## start

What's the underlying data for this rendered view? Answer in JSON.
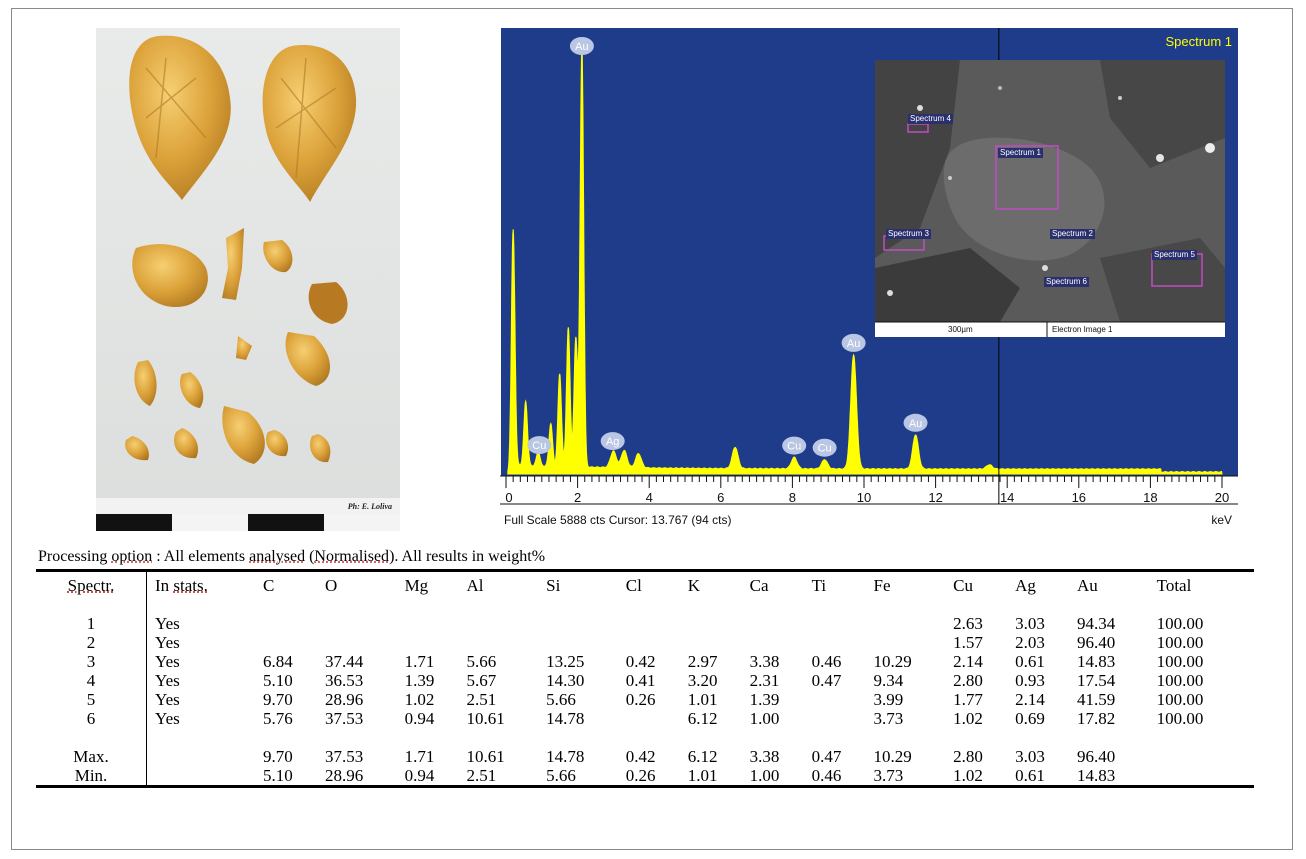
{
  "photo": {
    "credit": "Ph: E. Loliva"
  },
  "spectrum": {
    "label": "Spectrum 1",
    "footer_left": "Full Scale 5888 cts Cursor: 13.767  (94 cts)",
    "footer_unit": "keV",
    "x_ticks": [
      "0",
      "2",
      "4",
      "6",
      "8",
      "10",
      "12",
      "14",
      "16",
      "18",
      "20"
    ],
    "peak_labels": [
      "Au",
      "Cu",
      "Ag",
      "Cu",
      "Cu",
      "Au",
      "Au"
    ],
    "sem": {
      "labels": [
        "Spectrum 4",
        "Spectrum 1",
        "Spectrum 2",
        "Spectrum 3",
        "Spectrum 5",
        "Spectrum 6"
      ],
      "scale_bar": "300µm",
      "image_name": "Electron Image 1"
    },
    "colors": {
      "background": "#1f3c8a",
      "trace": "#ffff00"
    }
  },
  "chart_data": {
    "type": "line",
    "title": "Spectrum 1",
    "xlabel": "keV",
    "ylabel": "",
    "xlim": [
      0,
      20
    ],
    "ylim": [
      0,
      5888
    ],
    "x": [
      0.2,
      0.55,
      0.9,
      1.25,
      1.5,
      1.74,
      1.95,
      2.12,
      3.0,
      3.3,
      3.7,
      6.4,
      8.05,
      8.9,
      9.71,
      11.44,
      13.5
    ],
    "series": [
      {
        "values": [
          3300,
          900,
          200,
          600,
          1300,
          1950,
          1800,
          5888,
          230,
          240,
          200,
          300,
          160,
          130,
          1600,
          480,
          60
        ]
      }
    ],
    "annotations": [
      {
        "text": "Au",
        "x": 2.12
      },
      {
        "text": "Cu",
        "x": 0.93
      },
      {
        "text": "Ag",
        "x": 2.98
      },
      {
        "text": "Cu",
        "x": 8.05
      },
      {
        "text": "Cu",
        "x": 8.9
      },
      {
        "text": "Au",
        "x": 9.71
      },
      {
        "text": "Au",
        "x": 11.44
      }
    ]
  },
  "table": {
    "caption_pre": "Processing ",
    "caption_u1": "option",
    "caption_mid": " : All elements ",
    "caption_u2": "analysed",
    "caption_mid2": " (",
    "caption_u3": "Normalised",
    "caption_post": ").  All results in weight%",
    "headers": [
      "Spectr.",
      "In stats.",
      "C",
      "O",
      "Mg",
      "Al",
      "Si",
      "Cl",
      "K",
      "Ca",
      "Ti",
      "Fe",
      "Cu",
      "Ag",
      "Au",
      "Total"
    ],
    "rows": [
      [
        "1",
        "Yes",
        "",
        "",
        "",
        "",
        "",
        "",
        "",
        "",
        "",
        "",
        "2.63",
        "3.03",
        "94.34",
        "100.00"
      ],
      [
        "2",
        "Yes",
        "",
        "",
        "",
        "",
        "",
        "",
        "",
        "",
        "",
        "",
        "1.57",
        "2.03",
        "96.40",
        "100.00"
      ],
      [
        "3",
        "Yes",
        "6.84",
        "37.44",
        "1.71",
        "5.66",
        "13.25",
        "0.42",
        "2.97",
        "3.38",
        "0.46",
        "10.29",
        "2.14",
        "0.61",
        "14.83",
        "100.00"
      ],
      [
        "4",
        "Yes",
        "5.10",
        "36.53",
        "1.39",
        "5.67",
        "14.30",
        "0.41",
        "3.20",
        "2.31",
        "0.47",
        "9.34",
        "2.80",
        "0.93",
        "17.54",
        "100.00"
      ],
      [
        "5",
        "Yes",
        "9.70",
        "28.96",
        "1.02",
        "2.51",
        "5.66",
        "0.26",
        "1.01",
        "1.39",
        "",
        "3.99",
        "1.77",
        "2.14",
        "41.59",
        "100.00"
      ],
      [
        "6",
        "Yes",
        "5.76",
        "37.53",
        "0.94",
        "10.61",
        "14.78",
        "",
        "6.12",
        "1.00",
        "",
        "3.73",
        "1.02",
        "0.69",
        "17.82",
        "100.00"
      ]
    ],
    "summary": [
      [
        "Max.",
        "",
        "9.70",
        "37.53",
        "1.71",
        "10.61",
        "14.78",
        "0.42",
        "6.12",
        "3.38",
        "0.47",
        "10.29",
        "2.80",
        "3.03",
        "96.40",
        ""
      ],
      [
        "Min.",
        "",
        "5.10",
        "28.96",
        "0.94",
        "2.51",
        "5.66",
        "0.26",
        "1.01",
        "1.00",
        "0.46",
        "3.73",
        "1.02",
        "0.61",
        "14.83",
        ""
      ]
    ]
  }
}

## end

Short exercise:
Quote the preceding listing precisely and completely, omitting its images.

Task output:
What's the underlying data for this rendered view? Answer in JSON.
{
  "photo": {
    "credit": "Ph: E. Loliva"
  },
  "spectrum": {
    "label": "Spectrum 1",
    "footer_left": "Full Scale 5888 cts Cursor: 13.767  (94 cts)",
    "footer_unit": "keV",
    "x_ticks": [
      "0",
      "2",
      "4",
      "6",
      "8",
      "10",
      "12",
      "14",
      "16",
      "18",
      "20"
    ],
    "peak_labels": [
      "Au",
      "Cu",
      "Ag",
      "Cu",
      "Cu",
      "Au",
      "Au"
    ],
    "sem": {
      "labels": [
        "Spectrum 4",
        "Spectrum 1",
        "Spectrum 2",
        "Spectrum 3",
        "Spectrum 5",
        "Spectrum 6"
      ],
      "scale_bar": "300µm",
      "image_name": "Electron Image 1"
    },
    "colors": {
      "background": "#1f3c8a",
      "trace": "#ffff00"
    }
  },
  "chart_data": {
    "type": "line",
    "title": "Spectrum 1",
    "xlabel": "keV",
    "ylabel": "",
    "xlim": [
      0,
      20
    ],
    "ylim": [
      0,
      5888
    ],
    "x": [
      0.2,
      0.55,
      0.9,
      1.25,
      1.5,
      1.74,
      1.95,
      2.12,
      3.0,
      3.3,
      3.7,
      6.4,
      8.05,
      8.9,
      9.71,
      11.44,
      13.5
    ],
    "series": [
      {
        "values": [
          3300,
          900,
          200,
          600,
          1300,
          1950,
          1800,
          5888,
          230,
          240,
          200,
          300,
          160,
          130,
          1600,
          480,
          60
        ]
      }
    ],
    "annotations": [
      {
        "text": "Au",
        "x": 2.12
      },
      {
        "text": "Cu",
        "x": 0.93
      },
      {
        "text": "Ag",
        "x": 2.98
      },
      {
        "text": "Cu",
        "x": 8.05
      },
      {
        "text": "Cu",
        "x": 8.9
      },
      {
        "text": "Au",
        "x": 9.71
      },
      {
        "text": "Au",
        "x": 11.44
      }
    ]
  },
  "table": {
    "caption_pre": "Processing ",
    "caption_u1": "option",
    "caption_mid": " : All elements ",
    "caption_u2": "analysed",
    "caption_mid2": " (",
    "caption_u3": "Normalised",
    "caption_post": ").  All results in weight%",
    "headers": [
      "Spectr.",
      "In stats.",
      "C",
      "O",
      "Mg",
      "Al",
      "Si",
      "Cl",
      "K",
      "Ca",
      "Ti",
      "Fe",
      "Cu",
      "Ag",
      "Au",
      "Total"
    ],
    "rows": [
      [
        "1",
        "Yes",
        "",
        "",
        "",
        "",
        "",
        "",
        "",
        "",
        "",
        "",
        "2.63",
        "3.03",
        "94.34",
        "100.00"
      ],
      [
        "2",
        "Yes",
        "",
        "",
        "",
        "",
        "",
        "",
        "",
        "",
        "",
        "",
        "1.57",
        "2.03",
        "96.40",
        "100.00"
      ],
      [
        "3",
        "Yes",
        "6.84",
        "37.44",
        "1.71",
        "5.66",
        "13.25",
        "0.42",
        "2.97",
        "3.38",
        "0.46",
        "10.29",
        "2.14",
        "0.61",
        "14.83",
        "100.00"
      ],
      [
        "4",
        "Yes",
        "5.10",
        "36.53",
        "1.39",
        "5.67",
        "14.30",
        "0.41",
        "3.20",
        "2.31",
        "0.47",
        "9.34",
        "2.80",
        "0.93",
        "17.54",
        "100.00"
      ],
      [
        "5",
        "Yes",
        "9.70",
        "28.96",
        "1.02",
        "2.51",
        "5.66",
        "0.26",
        "1.01",
        "1.39",
        "",
        "3.99",
        "1.77",
        "2.14",
        "41.59",
        "100.00"
      ],
      [
        "6",
        "Yes",
        "5.76",
        "37.53",
        "0.94",
        "10.61",
        "14.78",
        "",
        "6.12",
        "1.00",
        "",
        "3.73",
        "1.02",
        "0.69",
        "17.82",
        "100.00"
      ]
    ],
    "summary": [
      [
        "Max.",
        "",
        "9.70",
        "37.53",
        "1.71",
        "10.61",
        "14.78",
        "0.42",
        "6.12",
        "3.38",
        "0.47",
        "10.29",
        "2.80",
        "3.03",
        "96.40",
        ""
      ],
      [
        "Min.",
        "",
        "5.10",
        "28.96",
        "0.94",
        "2.51",
        "5.66",
        "0.26",
        "1.01",
        "1.00",
        "0.46",
        "3.73",
        "1.02",
        "0.61",
        "14.83",
        ""
      ]
    ]
  }
}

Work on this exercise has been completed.